— Start of Input for this task —

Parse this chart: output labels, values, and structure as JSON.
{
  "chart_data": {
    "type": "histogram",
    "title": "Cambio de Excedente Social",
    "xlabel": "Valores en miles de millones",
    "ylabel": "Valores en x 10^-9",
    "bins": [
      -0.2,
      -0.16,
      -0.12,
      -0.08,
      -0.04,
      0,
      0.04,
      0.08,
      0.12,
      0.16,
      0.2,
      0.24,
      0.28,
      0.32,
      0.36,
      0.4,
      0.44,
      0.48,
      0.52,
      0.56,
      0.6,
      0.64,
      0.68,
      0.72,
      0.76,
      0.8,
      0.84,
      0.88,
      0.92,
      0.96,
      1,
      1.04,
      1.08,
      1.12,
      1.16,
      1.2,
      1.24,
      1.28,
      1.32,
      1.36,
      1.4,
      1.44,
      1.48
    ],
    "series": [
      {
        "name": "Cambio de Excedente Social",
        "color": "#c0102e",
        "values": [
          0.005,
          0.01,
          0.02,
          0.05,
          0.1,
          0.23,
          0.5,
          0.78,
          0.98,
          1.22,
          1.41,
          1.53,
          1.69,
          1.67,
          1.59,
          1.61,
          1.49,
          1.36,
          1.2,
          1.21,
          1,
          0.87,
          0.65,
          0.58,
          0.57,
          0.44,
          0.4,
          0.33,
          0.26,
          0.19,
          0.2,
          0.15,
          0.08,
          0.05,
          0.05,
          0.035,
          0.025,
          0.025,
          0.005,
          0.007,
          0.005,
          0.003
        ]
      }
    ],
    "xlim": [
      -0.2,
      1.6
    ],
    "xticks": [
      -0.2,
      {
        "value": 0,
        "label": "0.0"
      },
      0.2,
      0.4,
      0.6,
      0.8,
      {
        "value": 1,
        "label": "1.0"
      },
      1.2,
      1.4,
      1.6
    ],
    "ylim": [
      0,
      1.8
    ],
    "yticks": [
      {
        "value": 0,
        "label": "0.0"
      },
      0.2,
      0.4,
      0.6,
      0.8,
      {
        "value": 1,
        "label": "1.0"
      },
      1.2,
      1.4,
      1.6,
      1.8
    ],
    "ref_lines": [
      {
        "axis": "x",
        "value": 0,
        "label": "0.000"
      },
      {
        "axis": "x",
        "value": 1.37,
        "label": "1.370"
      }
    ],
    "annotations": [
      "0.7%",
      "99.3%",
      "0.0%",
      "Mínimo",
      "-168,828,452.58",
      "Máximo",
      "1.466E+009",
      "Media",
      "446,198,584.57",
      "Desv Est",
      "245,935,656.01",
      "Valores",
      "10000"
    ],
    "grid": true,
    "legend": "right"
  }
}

— End of Input for this task —

> Aim of the exercise
Pick out each line in the material containing "Excedente".

> Task answer
    "title": "Cambio de Excedente Social",
        "name": "Cambio de Excedente Social",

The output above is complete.